◆ DIRECTION ◆
Show all lines of the listing that hold the word "background".

>> begin ITEMS

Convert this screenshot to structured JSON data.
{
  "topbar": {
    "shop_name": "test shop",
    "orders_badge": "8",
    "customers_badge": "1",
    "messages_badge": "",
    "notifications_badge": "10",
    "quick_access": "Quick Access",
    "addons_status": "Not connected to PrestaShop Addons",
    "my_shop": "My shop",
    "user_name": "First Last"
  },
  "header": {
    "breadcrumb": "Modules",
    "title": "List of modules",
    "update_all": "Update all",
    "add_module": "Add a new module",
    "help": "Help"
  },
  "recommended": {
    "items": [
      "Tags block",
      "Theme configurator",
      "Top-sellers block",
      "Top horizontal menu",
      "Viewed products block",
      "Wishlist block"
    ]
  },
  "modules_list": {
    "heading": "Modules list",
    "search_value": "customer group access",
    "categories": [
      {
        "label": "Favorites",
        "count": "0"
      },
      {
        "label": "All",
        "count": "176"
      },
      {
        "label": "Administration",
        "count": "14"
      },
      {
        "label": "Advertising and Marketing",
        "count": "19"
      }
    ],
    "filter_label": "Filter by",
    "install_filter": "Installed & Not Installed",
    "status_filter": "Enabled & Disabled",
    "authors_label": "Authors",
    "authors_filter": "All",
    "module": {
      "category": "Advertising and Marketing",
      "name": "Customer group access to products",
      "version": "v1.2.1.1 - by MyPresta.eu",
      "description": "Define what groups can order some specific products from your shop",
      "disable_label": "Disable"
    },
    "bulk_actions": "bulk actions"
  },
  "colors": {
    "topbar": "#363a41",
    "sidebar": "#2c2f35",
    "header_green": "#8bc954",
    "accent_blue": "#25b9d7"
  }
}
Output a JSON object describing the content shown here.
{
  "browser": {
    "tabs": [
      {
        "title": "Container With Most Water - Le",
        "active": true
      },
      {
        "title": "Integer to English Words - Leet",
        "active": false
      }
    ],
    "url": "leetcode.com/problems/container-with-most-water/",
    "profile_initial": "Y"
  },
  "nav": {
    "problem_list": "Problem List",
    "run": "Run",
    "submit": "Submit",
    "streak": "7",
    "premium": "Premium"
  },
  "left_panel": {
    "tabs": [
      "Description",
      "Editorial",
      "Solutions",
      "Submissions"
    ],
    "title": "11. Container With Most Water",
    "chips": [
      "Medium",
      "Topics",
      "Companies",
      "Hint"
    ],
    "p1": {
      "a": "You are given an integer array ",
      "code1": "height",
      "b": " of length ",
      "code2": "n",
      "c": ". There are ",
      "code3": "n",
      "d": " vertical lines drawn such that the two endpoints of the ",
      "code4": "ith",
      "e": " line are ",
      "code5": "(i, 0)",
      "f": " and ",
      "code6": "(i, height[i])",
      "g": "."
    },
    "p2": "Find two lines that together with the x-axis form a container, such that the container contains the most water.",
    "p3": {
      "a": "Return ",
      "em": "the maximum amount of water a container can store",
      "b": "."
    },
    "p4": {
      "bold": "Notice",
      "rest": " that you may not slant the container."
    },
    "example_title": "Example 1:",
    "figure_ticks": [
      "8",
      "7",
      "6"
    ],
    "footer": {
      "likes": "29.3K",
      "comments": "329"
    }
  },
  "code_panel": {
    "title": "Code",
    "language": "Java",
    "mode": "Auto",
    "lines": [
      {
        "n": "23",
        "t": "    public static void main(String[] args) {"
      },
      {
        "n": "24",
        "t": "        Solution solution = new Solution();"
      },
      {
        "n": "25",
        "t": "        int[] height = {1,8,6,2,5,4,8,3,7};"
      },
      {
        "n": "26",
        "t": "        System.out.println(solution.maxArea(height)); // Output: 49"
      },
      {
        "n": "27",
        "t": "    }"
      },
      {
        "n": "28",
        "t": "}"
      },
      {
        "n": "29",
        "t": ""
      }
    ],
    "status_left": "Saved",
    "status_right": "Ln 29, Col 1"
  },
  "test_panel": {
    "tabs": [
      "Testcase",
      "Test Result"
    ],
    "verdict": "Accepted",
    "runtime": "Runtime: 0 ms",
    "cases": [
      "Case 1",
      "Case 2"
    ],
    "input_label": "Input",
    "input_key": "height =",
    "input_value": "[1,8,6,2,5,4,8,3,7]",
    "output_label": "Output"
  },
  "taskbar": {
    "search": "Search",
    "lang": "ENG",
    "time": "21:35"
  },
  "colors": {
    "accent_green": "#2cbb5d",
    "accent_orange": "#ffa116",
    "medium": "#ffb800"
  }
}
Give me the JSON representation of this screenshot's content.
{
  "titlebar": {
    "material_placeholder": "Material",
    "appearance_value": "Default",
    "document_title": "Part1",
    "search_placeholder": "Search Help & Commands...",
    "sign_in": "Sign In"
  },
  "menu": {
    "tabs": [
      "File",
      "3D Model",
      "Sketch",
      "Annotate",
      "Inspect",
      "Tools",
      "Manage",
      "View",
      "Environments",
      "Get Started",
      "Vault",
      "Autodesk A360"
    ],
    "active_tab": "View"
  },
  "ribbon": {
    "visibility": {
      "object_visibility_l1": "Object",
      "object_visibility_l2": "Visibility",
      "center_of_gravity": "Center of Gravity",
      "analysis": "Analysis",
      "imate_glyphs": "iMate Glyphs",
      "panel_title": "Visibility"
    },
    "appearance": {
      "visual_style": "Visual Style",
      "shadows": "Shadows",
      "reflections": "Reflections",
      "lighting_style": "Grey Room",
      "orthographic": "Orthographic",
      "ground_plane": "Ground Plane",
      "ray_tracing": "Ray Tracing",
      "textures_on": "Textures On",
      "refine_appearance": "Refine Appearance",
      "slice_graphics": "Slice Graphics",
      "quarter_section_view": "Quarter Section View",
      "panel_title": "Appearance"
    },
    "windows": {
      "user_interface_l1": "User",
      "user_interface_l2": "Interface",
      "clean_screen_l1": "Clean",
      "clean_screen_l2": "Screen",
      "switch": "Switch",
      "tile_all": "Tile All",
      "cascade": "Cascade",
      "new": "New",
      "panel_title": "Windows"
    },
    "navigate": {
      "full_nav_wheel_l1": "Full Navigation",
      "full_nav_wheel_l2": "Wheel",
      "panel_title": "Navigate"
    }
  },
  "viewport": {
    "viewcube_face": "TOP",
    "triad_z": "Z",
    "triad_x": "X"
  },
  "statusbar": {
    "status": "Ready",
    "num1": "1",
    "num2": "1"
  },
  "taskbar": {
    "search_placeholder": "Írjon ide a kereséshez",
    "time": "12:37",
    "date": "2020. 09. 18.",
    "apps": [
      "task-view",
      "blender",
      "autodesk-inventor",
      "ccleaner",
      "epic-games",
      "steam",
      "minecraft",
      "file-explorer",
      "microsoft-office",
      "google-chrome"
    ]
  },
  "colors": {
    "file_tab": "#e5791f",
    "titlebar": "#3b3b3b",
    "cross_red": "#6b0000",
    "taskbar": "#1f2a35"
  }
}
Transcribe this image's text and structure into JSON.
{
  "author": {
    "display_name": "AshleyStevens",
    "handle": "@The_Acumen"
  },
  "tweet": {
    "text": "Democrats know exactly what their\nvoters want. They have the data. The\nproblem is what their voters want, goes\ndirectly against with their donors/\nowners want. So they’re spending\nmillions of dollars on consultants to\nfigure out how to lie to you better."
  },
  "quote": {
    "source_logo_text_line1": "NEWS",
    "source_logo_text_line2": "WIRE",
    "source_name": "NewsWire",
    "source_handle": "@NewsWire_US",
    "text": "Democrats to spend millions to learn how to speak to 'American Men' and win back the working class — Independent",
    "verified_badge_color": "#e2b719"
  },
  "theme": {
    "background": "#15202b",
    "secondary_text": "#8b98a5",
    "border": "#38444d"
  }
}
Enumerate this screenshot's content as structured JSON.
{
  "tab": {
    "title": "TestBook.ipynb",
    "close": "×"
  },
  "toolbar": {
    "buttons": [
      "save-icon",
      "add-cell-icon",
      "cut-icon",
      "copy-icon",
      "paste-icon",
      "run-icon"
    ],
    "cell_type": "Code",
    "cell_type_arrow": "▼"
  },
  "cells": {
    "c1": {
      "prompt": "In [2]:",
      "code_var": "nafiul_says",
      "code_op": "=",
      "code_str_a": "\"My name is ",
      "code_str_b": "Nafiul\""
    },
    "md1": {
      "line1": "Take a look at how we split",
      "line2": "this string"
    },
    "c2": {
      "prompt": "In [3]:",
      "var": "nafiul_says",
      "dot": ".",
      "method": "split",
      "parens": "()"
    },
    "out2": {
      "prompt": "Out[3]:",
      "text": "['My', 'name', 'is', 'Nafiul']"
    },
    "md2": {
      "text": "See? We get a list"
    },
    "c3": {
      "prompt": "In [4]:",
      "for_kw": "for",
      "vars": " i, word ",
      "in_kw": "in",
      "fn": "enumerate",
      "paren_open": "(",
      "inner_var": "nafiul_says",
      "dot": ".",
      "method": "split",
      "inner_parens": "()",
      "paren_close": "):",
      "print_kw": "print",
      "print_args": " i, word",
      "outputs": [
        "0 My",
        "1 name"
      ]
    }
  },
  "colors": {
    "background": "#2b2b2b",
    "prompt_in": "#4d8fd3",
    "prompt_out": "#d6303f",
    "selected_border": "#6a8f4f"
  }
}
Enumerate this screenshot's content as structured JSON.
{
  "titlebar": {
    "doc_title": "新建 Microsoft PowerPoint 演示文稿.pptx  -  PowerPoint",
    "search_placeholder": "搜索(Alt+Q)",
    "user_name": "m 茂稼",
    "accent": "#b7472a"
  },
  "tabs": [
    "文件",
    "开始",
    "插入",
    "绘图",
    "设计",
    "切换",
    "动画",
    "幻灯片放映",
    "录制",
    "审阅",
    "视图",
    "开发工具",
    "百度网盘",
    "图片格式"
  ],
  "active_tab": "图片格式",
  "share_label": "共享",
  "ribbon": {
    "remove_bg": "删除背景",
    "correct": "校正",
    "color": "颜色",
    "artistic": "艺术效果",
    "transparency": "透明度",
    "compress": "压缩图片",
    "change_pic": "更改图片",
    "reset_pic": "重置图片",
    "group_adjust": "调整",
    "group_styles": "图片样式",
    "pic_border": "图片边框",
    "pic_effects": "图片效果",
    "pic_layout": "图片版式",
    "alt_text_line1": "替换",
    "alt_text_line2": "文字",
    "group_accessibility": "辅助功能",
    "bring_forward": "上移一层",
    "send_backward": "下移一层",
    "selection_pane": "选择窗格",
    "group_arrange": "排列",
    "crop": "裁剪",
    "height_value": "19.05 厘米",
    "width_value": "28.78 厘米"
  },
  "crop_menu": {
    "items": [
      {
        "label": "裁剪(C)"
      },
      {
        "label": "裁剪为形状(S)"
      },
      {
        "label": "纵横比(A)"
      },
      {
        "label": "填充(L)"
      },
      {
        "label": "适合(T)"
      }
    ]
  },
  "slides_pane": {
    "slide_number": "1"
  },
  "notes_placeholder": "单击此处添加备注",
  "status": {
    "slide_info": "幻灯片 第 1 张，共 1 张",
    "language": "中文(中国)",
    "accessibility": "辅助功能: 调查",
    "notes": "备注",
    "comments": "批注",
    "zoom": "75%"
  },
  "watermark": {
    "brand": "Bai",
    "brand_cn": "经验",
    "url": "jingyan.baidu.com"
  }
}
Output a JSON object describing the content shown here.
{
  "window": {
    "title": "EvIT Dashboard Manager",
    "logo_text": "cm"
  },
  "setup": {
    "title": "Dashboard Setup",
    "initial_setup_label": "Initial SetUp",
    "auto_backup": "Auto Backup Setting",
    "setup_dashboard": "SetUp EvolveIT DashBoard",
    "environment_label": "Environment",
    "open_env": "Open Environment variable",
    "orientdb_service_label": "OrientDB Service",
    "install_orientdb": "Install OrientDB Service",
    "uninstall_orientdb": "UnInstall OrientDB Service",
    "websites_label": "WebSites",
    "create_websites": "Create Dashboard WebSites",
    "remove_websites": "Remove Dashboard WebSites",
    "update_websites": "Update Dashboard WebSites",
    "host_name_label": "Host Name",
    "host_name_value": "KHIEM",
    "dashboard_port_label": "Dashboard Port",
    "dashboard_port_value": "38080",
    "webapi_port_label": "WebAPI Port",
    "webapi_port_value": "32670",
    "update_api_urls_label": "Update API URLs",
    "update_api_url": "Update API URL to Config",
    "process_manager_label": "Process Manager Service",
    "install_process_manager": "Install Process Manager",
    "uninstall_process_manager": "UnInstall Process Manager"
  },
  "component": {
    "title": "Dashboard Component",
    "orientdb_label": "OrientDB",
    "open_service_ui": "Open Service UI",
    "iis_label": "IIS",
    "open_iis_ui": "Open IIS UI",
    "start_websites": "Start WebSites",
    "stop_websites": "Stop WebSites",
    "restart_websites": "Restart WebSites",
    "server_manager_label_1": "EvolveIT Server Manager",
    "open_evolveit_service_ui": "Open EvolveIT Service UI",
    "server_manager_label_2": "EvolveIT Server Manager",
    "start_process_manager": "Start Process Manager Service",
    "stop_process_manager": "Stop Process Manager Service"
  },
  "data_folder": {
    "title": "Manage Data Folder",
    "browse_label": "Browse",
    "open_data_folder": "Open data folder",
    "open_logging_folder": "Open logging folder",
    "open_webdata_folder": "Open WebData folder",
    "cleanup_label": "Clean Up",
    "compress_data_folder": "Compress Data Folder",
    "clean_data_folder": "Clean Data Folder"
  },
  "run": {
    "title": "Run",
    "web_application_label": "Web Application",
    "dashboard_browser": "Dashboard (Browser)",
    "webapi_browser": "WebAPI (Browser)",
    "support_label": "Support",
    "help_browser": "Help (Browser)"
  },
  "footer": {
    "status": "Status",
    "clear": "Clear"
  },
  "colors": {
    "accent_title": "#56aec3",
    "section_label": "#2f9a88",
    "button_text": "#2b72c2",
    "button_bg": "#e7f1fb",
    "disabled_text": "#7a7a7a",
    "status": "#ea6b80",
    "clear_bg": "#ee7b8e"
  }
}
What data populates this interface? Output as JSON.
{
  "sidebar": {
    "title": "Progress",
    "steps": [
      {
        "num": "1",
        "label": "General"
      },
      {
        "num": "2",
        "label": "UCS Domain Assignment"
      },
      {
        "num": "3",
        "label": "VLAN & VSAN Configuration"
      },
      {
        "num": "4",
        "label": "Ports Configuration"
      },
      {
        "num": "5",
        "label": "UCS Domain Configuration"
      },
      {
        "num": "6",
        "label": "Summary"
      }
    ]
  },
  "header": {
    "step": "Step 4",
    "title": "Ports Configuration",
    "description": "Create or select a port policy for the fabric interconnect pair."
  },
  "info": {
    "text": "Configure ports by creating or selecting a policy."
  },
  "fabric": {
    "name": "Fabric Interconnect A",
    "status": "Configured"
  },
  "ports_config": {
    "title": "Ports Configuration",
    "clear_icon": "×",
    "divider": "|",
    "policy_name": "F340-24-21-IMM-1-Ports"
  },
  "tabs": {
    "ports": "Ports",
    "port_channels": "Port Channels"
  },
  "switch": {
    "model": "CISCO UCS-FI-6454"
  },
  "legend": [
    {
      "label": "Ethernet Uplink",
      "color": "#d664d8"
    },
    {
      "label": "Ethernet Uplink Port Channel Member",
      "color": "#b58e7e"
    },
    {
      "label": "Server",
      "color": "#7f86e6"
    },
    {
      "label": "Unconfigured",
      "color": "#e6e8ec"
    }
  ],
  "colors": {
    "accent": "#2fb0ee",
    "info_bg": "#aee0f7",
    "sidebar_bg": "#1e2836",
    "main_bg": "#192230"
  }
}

>> end ITEMS

◆ EXPECTED ANSWER ◆
    "background": "#15202b",
    "background": "#2b2b2b",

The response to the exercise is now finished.